(Stored data entries)
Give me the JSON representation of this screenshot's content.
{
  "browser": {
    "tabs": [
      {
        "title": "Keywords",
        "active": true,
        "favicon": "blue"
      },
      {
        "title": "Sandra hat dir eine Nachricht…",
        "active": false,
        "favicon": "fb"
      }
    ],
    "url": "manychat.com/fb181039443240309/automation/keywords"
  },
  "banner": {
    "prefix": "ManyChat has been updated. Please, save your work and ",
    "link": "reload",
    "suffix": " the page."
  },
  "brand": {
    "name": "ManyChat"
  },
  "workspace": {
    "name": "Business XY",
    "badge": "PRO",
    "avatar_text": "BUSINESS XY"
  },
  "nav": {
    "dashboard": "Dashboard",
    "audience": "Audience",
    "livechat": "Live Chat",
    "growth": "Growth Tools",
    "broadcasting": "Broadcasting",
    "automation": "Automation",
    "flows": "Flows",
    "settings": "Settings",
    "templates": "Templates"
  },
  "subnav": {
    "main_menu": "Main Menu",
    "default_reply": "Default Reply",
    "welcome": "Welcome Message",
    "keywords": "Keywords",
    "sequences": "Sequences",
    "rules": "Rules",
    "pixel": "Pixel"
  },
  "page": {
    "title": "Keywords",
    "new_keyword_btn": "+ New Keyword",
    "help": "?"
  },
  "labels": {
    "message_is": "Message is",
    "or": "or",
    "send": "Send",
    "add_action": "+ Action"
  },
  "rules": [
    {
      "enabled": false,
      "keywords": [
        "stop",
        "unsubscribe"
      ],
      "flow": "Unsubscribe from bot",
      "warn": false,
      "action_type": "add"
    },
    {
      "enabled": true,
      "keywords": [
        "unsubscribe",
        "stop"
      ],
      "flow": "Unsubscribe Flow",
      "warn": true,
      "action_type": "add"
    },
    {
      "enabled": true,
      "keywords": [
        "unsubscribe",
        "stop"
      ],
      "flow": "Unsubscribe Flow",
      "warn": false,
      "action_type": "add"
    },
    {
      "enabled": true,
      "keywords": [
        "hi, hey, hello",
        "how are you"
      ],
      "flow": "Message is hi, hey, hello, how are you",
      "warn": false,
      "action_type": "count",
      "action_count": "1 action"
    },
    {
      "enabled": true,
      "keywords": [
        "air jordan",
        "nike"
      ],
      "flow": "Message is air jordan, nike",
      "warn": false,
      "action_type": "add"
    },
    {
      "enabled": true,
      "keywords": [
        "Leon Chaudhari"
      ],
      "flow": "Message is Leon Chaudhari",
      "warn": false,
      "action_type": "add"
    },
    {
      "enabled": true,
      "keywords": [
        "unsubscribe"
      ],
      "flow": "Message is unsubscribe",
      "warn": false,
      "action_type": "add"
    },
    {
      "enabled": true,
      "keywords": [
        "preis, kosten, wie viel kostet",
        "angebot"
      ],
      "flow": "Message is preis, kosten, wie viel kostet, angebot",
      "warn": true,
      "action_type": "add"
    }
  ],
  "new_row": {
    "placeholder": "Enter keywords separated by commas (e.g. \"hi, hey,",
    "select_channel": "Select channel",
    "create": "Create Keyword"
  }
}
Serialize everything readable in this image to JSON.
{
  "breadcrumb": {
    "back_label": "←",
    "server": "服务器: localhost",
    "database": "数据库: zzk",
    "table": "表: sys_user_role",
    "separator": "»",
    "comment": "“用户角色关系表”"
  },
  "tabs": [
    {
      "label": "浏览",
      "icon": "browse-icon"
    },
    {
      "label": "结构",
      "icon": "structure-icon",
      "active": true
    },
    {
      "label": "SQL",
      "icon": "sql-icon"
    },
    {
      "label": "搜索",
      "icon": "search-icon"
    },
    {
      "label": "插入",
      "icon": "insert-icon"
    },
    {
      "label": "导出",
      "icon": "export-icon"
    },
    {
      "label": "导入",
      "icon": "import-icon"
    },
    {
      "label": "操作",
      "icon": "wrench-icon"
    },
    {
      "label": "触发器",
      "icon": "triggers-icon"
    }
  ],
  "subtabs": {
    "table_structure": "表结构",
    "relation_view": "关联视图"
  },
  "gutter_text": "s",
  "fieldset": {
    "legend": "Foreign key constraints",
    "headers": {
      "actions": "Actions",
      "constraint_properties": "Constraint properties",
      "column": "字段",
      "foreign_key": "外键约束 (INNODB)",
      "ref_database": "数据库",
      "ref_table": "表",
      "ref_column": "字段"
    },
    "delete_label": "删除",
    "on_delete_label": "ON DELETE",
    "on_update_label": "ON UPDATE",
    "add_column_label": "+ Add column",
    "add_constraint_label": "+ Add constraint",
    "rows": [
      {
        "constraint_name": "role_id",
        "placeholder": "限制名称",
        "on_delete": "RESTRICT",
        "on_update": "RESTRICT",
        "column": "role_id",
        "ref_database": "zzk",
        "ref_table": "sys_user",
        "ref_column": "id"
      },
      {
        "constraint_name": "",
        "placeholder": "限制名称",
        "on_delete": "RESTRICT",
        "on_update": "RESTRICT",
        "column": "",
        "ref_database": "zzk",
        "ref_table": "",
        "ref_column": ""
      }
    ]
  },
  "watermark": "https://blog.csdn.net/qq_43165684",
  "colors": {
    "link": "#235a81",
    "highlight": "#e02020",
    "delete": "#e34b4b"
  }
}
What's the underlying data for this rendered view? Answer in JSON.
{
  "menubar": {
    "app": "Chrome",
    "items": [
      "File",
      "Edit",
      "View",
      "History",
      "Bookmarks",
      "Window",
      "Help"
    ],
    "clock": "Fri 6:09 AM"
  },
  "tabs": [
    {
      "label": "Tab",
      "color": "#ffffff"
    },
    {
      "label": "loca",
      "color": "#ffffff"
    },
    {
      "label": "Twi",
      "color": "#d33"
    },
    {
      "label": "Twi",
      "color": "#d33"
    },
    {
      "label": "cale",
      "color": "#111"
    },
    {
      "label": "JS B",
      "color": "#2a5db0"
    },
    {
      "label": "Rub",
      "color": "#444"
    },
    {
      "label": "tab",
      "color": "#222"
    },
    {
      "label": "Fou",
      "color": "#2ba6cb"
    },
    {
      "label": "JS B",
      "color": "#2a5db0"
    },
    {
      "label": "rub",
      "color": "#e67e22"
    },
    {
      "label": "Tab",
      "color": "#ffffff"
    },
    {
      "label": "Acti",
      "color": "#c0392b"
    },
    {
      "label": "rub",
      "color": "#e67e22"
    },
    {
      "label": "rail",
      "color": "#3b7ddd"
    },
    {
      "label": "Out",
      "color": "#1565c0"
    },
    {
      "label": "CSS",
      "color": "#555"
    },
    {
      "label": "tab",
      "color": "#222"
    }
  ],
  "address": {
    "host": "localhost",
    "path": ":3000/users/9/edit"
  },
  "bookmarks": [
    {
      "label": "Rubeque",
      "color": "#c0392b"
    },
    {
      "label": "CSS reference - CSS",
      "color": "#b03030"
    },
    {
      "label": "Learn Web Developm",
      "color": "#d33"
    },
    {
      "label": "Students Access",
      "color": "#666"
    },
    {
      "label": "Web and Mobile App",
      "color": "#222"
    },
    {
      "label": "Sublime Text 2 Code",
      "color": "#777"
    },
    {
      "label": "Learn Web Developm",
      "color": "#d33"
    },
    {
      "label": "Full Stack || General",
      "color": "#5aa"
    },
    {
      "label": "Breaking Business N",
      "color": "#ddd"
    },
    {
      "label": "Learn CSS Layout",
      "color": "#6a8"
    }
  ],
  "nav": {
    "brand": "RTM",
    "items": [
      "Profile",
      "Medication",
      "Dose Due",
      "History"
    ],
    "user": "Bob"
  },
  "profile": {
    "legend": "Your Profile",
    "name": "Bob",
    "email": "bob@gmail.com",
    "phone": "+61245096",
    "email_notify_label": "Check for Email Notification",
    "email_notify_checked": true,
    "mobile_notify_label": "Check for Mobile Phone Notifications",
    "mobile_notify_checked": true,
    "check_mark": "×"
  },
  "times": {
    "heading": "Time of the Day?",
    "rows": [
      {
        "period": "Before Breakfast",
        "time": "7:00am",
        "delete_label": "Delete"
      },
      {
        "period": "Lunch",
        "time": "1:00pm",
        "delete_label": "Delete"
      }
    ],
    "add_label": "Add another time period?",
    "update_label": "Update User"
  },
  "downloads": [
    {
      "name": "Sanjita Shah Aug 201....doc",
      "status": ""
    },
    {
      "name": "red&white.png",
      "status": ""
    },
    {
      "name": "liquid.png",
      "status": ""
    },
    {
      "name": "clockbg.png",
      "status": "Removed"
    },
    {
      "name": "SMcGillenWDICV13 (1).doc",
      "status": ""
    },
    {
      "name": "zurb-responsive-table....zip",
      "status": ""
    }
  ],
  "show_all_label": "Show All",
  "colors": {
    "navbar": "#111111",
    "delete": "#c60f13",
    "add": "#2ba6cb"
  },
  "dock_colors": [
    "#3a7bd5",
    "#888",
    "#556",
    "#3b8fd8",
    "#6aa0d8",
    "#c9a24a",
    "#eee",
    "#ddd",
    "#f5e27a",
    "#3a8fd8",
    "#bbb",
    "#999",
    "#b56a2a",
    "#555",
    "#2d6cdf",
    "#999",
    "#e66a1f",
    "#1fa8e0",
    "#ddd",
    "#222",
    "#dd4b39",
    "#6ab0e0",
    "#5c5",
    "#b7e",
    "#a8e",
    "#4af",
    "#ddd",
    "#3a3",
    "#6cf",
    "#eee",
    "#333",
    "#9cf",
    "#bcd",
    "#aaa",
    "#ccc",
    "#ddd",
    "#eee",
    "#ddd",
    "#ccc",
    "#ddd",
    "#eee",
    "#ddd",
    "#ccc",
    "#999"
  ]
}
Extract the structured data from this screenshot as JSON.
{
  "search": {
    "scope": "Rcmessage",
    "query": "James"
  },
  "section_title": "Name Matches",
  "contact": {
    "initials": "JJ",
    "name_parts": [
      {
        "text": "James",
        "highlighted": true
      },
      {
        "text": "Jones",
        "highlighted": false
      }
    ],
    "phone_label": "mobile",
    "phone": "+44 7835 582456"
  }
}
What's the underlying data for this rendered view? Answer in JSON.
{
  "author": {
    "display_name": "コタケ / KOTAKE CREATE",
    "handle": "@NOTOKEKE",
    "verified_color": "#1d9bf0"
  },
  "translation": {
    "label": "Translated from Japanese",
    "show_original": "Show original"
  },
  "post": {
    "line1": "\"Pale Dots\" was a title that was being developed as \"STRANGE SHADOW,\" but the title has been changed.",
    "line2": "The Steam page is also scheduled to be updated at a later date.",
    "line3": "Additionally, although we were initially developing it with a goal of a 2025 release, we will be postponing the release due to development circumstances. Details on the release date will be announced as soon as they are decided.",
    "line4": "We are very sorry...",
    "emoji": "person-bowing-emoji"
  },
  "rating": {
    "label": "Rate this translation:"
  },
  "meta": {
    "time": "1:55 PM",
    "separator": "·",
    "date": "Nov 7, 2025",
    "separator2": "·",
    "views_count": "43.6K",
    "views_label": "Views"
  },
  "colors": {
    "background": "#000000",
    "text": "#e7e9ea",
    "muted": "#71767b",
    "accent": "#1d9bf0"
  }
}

◆ Work instructions ◆
Collect every line from the records above that contains the word "preis".

◆ Solution to this problem ◆
        "preis, kosten, wie viel kostet",
      "flow": "Message is preis, kosten, wie viel kostet, angebot",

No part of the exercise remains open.